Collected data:
========

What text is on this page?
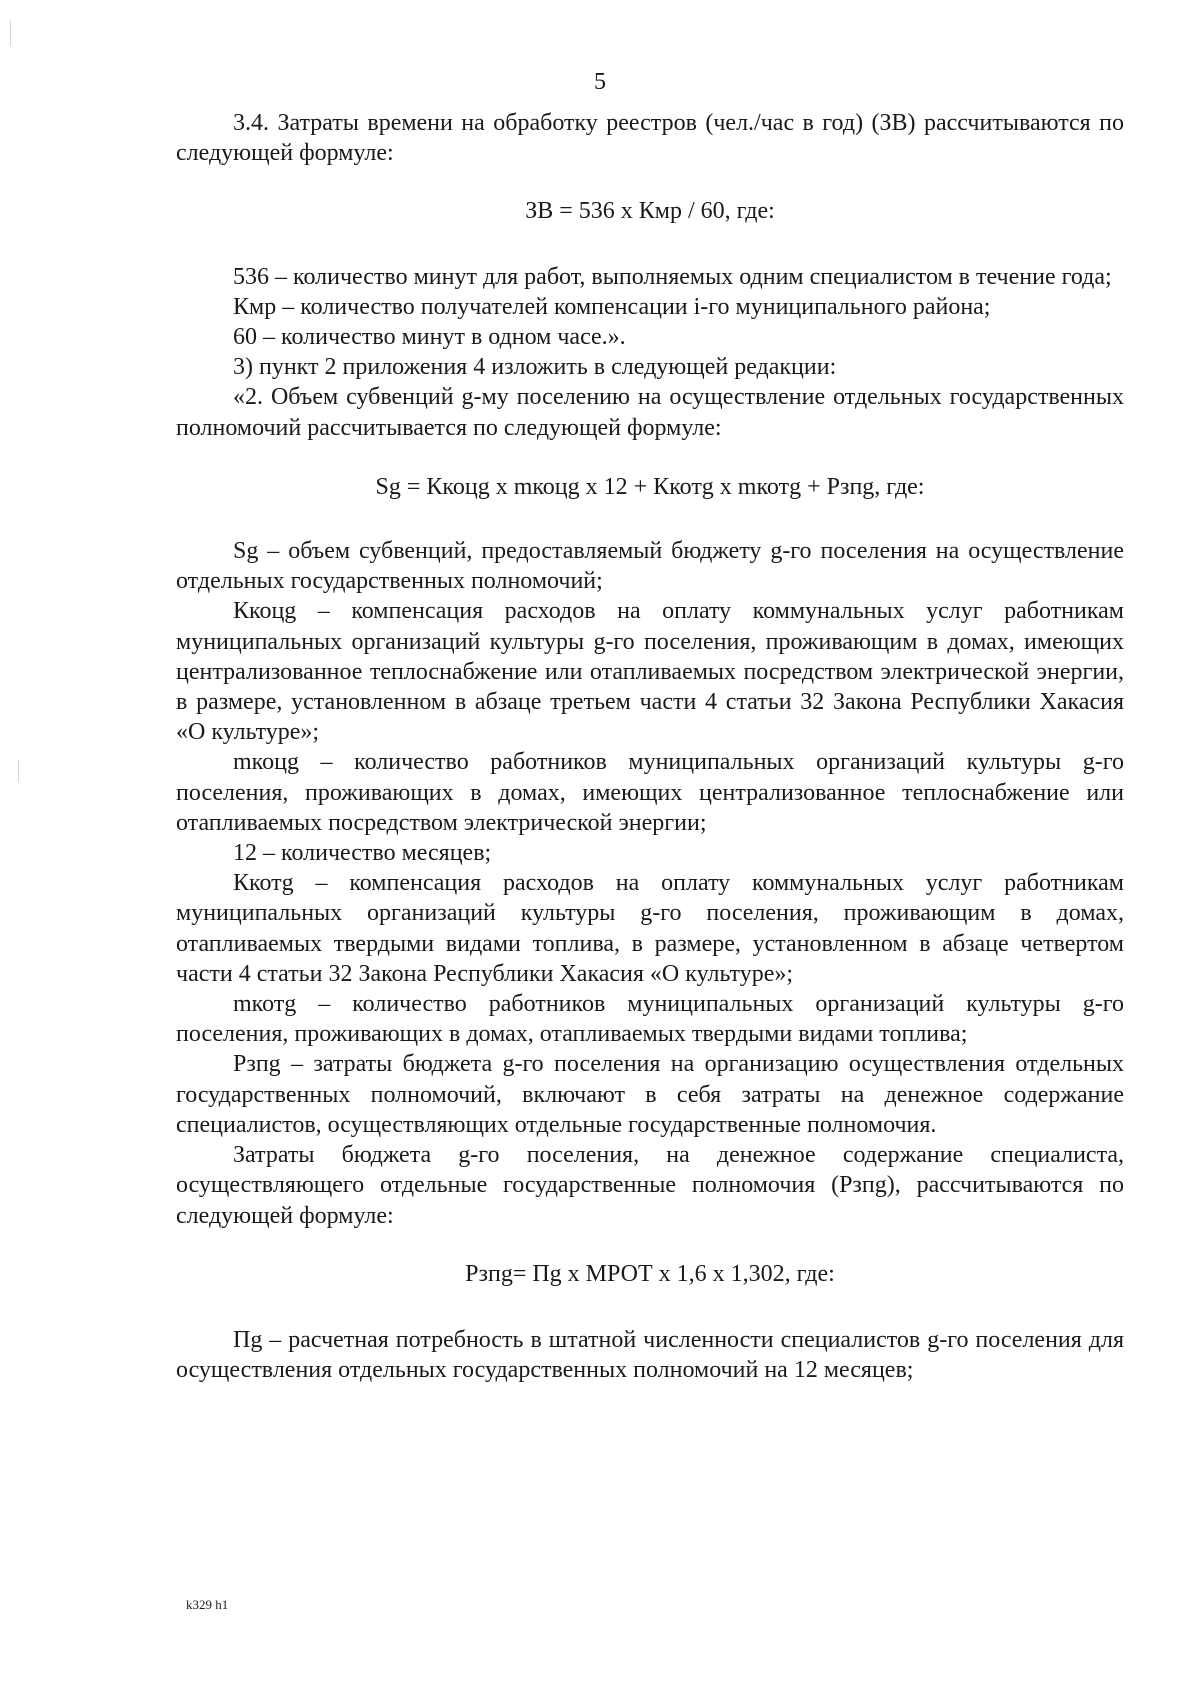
5

3.4. Затраты времени на обработку реестров (чел./час в год) (ЗВ) рассчитываются по следующей формуле:

ЗВ = 536 х Кмр / 60, где:

536 – количество минут для работ, выполняемых одним специалистом в течение года;

Кмр – количество получателей компенсации i-го муниципального района;

60 – количество минут в одном часе.».

3) пункт 2 приложения 4 изложить в следующей редакции:

«2. Объем субвенций g-му поселению на осуществление отдельных государственных полномочий рассчитывается по следующей формуле:

Sg = Ккоцg х mкоцg х 12 + Ккотg х mкотg + Рзпg, где:

Sg – объем субвенций, предоставляемый бюджету g-го поселения на осуществление отдельных государственных полномочий;

Ккоцg – компенсация расходов на оплату коммунальных услуг работникам муниципальных организаций культуры g-го поселения, проживающим в домах, имеющих централизованное теплоснабжение или отапливаемых посредством электрической энергии, в размере, установленном в абзаце третьем части 4 статьи 32 Закона Республики Хакасия «О культуре»;

mкоцg – количество работников муниципальных организаций культуры g-го поселения, проживающих в домах, имеющих централизованное теплоснабжение или отапливаемых посредством электрической энергии;

12 – количество месяцев;

Ккотg – компенсация расходов на оплату коммунальных услуг работникам муниципальных организаций культуры g-го поселения, проживающим в домах, отапливаемых твердыми видами топлива, в размере, установленном в абзаце четвертом части 4 статьи 32 Закона Республики Хакасия «О культуре»;

mкотg – количество работников муниципальных организаций культуры g-го поселения, проживающих в домах, отапливаемых твердыми видами топлива;

Рзпg – затраты бюджета g-го поселения на организацию осуществления отдельных государственных полномочий, включают в себя затраты на денежное содержание специалистов, осуществляющих отдельные государственные полномочия.

Затраты бюджета g-го поселения, на денежное содержание специалиста, осуществляющего отдельные государственные полномочия (Рзпg), рассчитываются по следующей формуле:

Рзпg= Пg х МРОТ х 1,6 х 1,302, где:

Пg – расчетная потребность в штатной численности специалистов g-го поселения для осуществления отдельных государственных полномочий на 12 месяцев;

k329 h1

========

- WHAT IS EXPECTED:
Return every line in the listing that contains the word "имеющих".

- TASK RESULT:
Ккоцg – компенсация расходов на оплату коммунальных услуг работникам муниципальных организаций культуры g-го поселения, проживающим в домах, имеющих централизованное теплоснабжение или отапливаемых посредством электрической энергии, в размере, установленном в абзаце третьем части 4 статьи 32 Закона Республики Хакасия «О культуре»;
mкоцg – количество работников муниципальных организаций культуры g-го поселения, проживающих в домах, имеющих централизованное теплоснабжение или отапливаемых посредством электрической энергии;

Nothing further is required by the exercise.